__Exercise task__.
Transcribe all of the records word for word, but omit the pictures.
>> start
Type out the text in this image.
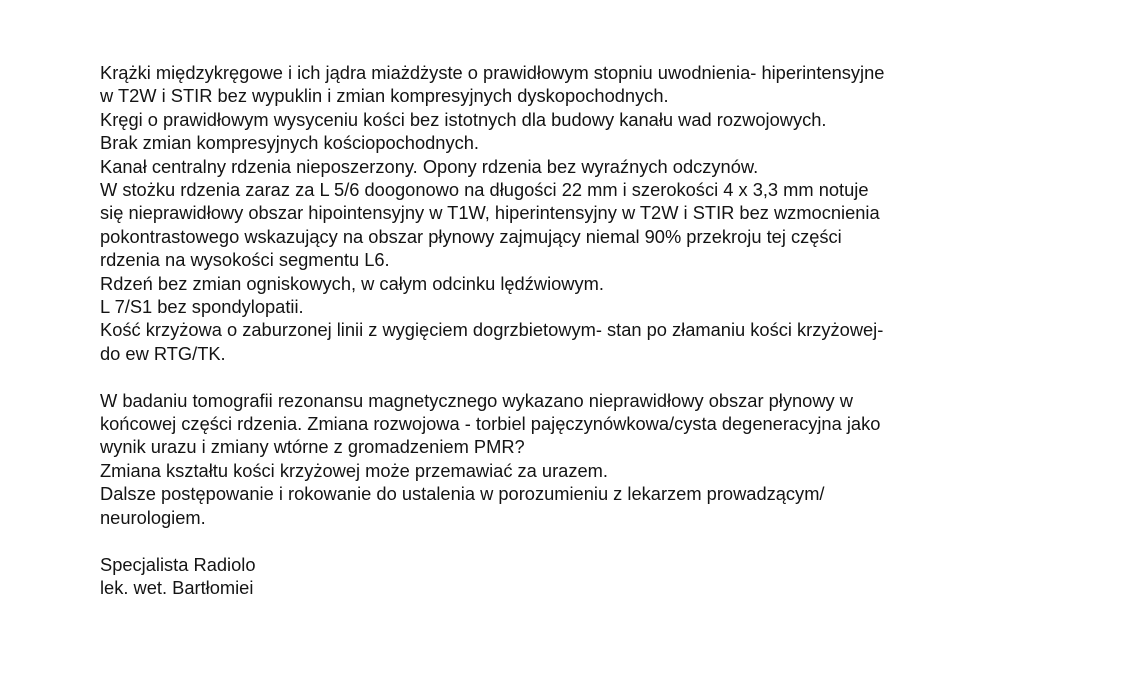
Krążki międzykręgowe i ich jądra miażdżyste o prawidłowym stopniu uwodnienia- hiperintensyjne
w T2W i STIR bez wypuklin i zmian kompresyjnych dyskopochodnych.
Kręgi o prawidłowym wysyceniu kości bez istotnych dla budowy kanału wad rozwojowych.
Brak zmian kompresyjnych kościopochodnych.
Kanał centralny rdzenia nieposzerzony. Opony rdzenia bez wyraźnych odczynów.
W stożku rdzenia zaraz za L 5/6 doogonowo na długości 22 mm i szerokości 4 x 3,3 mm notuje
się nieprawidłowy obszar hipointensyjny w T1W, hiperintensyjny w T2W i STIR bez wzmocnienia
pokontrastowego wskazujący na obszar płynowy zajmujący niemal 90% przekroju tej części
rdzenia na wysokości segmentu L6.
Rdzeń bez zmian ogniskowych, w całym odcinku lędźwiowym.
L 7/S1 bez spondylopatii.
Kość krzyżowa o zaburzonej linii z wygięciem dogrzbietowym- stan po złamaniu kości krzyżowej-
do ew RTG/TK.
W badaniu tomografii rezonansu magnetycznego wykazano nieprawidłowy obszar płynowy w
końcowej części rdzenia. Zmiana rozwojowa - torbiel pajęczynówkowa/cysta degeneracyjna jako
wynik urazu i zmiany wtórne z gromadzeniem PMR?
Zmiana kształtu kości krzyżowej może przemawiać za urazem.
Dalsze postępowanie i rokowanie do ustalenia w porozumieniu z lekarzem prowadzącym/
neurologiem.
Specjalista Radiolo
lek. wet. Bartłomiei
>> end
__Task solution__.
Type out the text in this image.
Krążki międzykręgowe i ich jądra miażdżyste o prawidłowym stopniu uwodnienia- hiperintensyjne
w T2W i STIR bez wypuklin i zmian kompresyjnych dyskopochodnych.
Kręgi o prawidłowym wysyceniu kości bez istotnych dla budowy kanału wad rozwojowych.
Brak zmian kompresyjnych kościopochodnych.
Kanał centralny rdzenia nieposzerzony. Opony rdzenia bez wyraźnych odczynów.
W stożku rdzenia zaraz za L 5/6 doogonowo na długości 22 mm i szerokości 4 x 3,3 mm notuje
się nieprawidłowy obszar hipointensyjny w T1W, hiperintensyjny w T2W i STIR bez wzmocnienia
pokontrastowego wskazujący na obszar płynowy zajmujący niemal 90% przekroju tej części
rdzenia na wysokości segmentu L6.
Rdzeń bez zmian ogniskowych, w całym odcinku lędźwiowym.
L 7/S1 bez spondylopatii.
Kość krzyżowa o zaburzonej linii z wygięciem dogrzbietowym- stan po złamaniu kości krzyżowej-
do ew RTG/TK.
W badaniu tomografii rezonansu magnetycznego wykazano nieprawidłowy obszar płynowy w
końcowej części rdzenia. Zmiana rozwojowa - torbiel pajęczynówkowa/cysta degeneracyjna jako
wynik urazu i zmiany wtórne z gromadzeniem PMR?
Zmiana kształtu kości krzyżowej może przemawiać za urazem.
Dalsze postępowanie i rokowanie do ustalenia w porozumieniu z lekarzem prowadzącym/
neurologiem.
Specjalista Radiolo
lek. wet. Bartłomiei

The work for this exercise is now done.